(Stored records)
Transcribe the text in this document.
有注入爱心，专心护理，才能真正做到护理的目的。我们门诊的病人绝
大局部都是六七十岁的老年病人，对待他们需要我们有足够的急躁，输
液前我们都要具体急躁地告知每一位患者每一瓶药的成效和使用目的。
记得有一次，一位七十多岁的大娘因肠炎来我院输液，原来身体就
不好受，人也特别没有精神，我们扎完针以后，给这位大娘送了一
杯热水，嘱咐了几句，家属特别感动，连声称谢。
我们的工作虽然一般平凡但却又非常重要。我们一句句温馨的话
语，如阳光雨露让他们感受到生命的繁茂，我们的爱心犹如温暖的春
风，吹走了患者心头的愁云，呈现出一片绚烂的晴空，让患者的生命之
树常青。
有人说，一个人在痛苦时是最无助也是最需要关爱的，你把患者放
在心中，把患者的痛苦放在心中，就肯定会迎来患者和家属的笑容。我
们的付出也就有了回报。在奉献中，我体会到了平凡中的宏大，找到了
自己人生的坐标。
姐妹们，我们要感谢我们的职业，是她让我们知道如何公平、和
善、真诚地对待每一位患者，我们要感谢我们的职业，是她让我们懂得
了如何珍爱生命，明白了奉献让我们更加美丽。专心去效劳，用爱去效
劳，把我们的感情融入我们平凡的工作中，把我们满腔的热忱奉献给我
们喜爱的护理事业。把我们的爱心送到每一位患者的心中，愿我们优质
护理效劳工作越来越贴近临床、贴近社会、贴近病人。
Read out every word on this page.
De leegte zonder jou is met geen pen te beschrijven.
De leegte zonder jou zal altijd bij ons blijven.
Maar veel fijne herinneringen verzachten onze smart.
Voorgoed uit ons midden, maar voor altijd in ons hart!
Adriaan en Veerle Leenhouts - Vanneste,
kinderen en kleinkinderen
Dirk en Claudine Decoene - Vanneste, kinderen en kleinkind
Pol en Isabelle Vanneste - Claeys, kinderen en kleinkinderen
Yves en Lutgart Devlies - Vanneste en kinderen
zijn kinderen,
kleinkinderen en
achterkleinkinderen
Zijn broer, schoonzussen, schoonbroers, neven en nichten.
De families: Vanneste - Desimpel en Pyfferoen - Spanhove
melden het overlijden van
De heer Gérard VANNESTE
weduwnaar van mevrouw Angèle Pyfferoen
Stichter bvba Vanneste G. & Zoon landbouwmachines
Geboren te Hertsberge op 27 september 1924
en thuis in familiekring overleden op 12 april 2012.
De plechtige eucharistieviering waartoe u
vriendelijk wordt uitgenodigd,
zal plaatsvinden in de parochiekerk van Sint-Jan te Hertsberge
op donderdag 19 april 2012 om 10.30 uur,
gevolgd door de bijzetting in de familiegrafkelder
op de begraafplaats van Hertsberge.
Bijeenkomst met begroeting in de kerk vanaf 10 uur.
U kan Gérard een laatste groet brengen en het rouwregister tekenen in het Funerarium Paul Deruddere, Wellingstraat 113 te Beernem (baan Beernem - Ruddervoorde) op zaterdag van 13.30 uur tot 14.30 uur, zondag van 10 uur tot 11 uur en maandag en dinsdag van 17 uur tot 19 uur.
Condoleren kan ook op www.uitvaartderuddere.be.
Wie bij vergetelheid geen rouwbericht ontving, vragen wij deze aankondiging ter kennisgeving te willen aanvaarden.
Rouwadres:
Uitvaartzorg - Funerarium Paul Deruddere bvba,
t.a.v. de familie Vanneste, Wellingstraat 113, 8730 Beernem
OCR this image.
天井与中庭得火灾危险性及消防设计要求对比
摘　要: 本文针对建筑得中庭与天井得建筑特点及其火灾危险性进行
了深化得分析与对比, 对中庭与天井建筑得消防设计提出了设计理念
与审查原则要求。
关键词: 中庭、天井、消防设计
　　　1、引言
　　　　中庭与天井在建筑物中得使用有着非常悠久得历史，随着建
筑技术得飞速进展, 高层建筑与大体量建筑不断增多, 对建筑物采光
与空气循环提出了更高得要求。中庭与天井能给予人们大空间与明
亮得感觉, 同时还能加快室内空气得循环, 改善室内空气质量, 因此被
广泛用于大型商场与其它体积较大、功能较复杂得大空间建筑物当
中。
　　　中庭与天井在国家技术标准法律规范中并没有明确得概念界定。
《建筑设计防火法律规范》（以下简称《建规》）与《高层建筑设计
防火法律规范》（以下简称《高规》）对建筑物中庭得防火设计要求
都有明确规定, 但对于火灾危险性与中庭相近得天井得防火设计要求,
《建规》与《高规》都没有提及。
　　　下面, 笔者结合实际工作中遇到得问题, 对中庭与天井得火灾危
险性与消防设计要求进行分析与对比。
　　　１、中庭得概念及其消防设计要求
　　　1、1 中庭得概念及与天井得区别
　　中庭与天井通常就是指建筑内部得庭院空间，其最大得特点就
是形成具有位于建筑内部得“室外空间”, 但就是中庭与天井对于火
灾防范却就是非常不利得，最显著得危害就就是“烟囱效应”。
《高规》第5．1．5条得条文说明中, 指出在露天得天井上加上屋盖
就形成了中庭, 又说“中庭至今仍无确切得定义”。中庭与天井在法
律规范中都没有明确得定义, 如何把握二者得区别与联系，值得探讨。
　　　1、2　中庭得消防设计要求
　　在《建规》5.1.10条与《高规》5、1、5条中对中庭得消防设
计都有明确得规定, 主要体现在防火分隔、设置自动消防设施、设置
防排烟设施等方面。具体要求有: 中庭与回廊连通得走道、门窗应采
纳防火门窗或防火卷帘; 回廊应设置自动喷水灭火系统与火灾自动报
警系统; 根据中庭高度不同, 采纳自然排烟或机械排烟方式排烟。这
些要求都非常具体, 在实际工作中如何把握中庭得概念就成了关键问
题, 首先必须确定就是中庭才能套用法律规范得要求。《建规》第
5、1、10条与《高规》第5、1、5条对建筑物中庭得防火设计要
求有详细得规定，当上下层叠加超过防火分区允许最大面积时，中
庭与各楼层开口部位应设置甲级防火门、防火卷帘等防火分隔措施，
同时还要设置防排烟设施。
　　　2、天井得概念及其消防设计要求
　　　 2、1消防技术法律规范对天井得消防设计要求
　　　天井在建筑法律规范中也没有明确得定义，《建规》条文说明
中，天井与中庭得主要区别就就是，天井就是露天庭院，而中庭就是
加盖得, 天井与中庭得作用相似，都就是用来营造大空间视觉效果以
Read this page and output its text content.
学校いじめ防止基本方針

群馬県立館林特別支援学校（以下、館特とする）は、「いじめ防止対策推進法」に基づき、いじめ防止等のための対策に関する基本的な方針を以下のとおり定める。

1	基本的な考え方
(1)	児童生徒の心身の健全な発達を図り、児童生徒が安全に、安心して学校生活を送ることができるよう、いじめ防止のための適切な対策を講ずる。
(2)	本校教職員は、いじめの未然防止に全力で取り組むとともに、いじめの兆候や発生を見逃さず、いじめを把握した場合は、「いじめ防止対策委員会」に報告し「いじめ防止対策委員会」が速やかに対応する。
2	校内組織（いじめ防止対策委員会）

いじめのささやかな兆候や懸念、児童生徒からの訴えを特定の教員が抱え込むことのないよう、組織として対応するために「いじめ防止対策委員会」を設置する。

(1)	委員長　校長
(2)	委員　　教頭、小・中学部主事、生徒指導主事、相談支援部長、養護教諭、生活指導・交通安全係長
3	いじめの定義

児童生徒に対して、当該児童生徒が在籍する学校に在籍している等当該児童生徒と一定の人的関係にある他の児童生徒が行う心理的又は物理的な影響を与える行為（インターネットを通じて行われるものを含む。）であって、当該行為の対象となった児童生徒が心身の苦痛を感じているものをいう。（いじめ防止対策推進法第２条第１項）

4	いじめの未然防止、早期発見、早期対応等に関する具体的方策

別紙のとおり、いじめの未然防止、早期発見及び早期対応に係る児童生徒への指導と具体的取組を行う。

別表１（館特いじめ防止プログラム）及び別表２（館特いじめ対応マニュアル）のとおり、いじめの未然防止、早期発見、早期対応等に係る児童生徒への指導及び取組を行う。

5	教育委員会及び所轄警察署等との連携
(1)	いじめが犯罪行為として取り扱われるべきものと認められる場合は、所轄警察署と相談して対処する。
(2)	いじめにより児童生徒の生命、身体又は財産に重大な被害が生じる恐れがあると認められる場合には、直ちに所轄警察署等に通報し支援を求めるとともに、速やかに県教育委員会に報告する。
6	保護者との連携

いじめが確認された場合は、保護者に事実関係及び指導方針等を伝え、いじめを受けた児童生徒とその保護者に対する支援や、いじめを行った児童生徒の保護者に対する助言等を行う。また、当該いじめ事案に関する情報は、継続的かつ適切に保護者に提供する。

## Task brief
From the records above, how many lines include the word "april"? Only the number is wanted.

## Answer to the task
2